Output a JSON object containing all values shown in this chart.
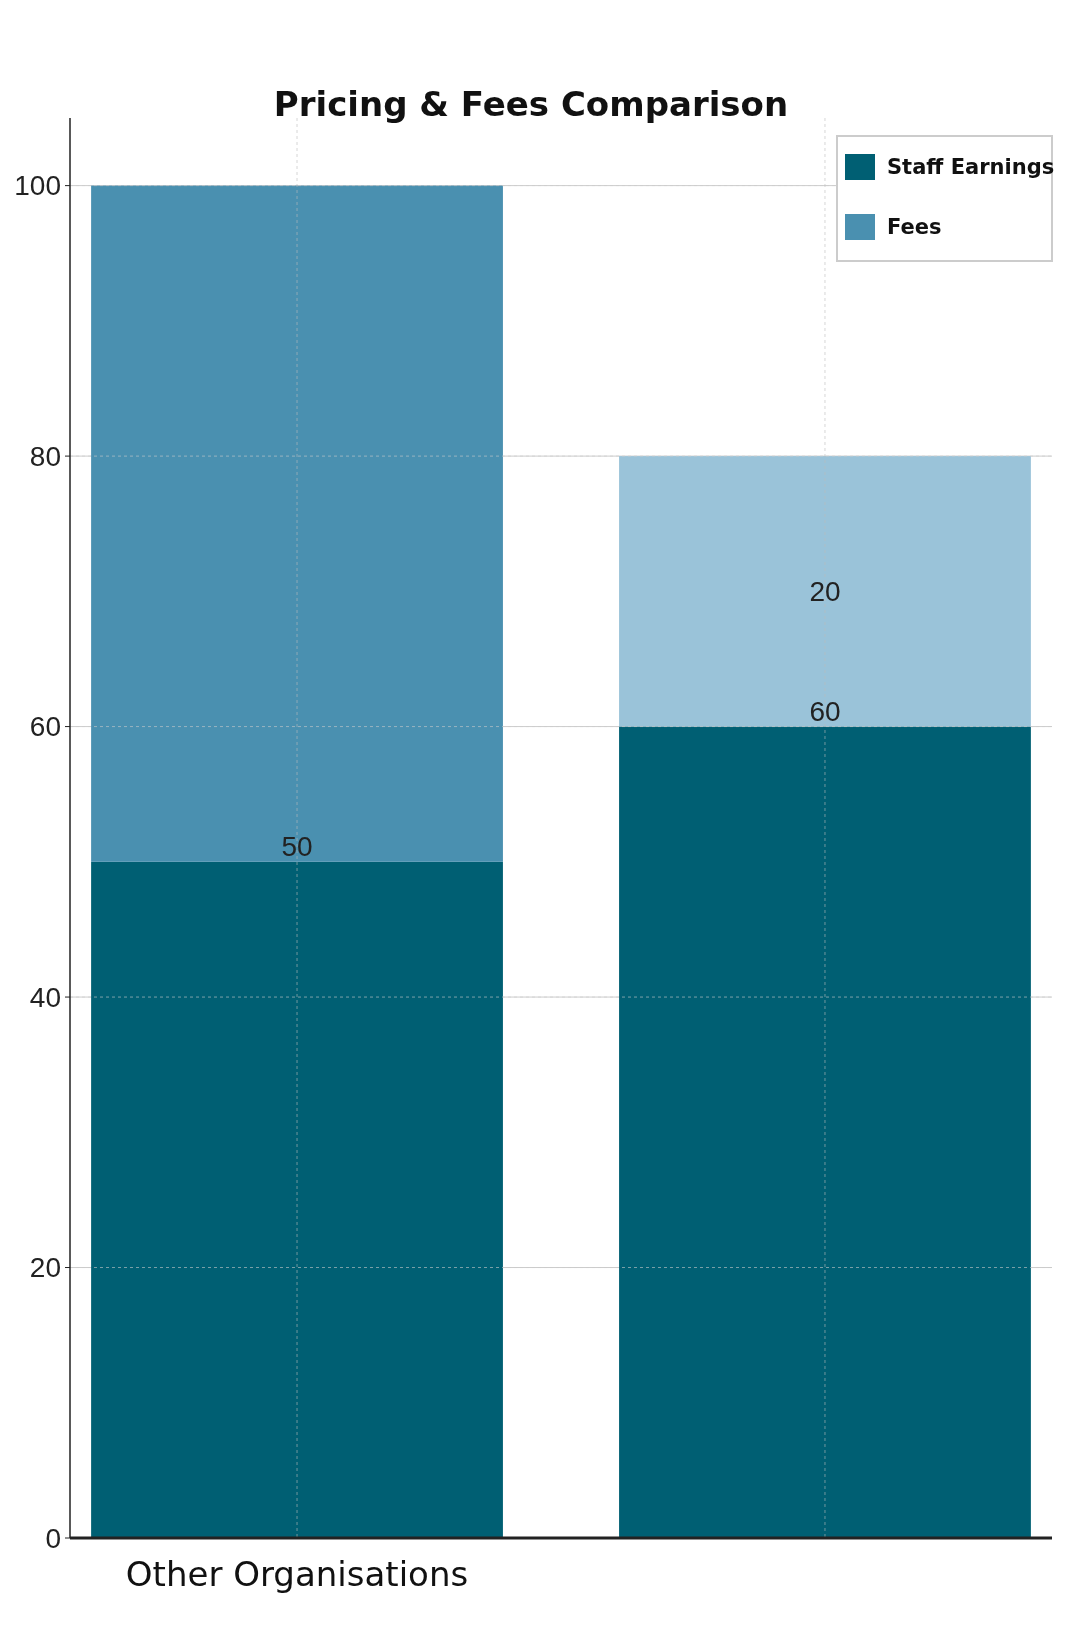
{
  "chart_data": {
    "type": "bar",
    "title": "Pricing & Fees Comparison",
    "categories": [
      "Other Organisations",
      null
    ],
    "stacked": true,
    "series": [
      {
        "name": "Staff Earnings",
        "color": "#005f73",
        "values": [
          50,
          60
        ],
        "value_labels": [
          "50",
          "60"
        ]
      },
      {
        "name": "Fees",
        "color": "#4a90b0",
        "colors": [
          "#4a90b0",
          "#9ac3d9"
        ],
        "values": [
          50,
          20
        ],
        "value_labels": [
          null,
          "20"
        ]
      }
    ],
    "ylim": [
      0,
      105
    ],
    "yticks": [
      0,
      20,
      40,
      60,
      80,
      100
    ],
    "grid": true,
    "legend": "top right"
  }
}
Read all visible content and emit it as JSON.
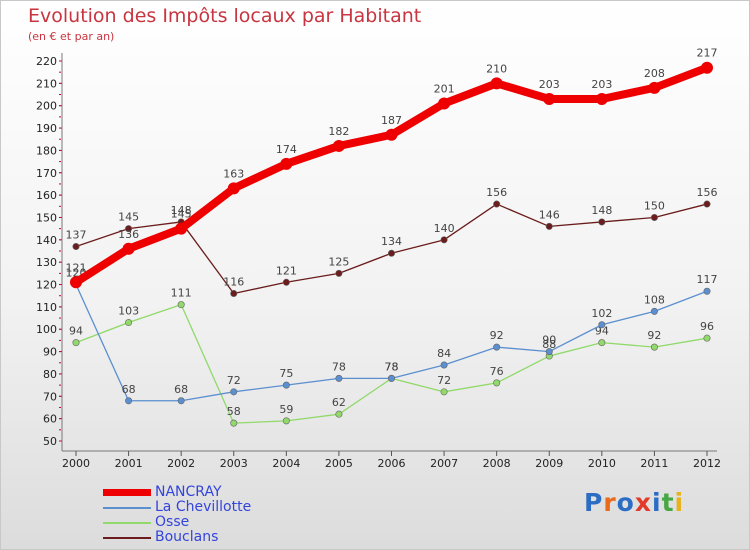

====

» YOUR OBJECTIVE
Make an exact copy of the data above, pictures excluded.

» RESPONSE BELOW
Output a JSON object containing all values shown in this chart.
{
  "chart_data": {
    "type": "bar",
    "title": "Pricing & Fees Comparison",
    "categories": [
      "Other Organisations",
      null
    ],
    "stacked": true,
    "series": [
      {
        "name": "Staff Earnings",
        "color": "#005f73",
        "values": [
          50,
          60
        ],
        "value_labels": [
          "50",
          "60"
        ]
      },
      {
        "name": "Fees",
        "color": "#4a90b0",
        "colors": [
          "#4a90b0",
          "#9ac3d9"
        ],
        "values": [
          50,
          20
        ],
        "value_labels": [
          null,
          "20"
        ]
      }
    ],
    "ylim": [
      0,
      105
    ],
    "yticks": [
      0,
      20,
      40,
      60,
      80,
      100
    ],
    "grid": true,
    "legend": "top right"
  }
}
Read all visible content and emit it as JSON.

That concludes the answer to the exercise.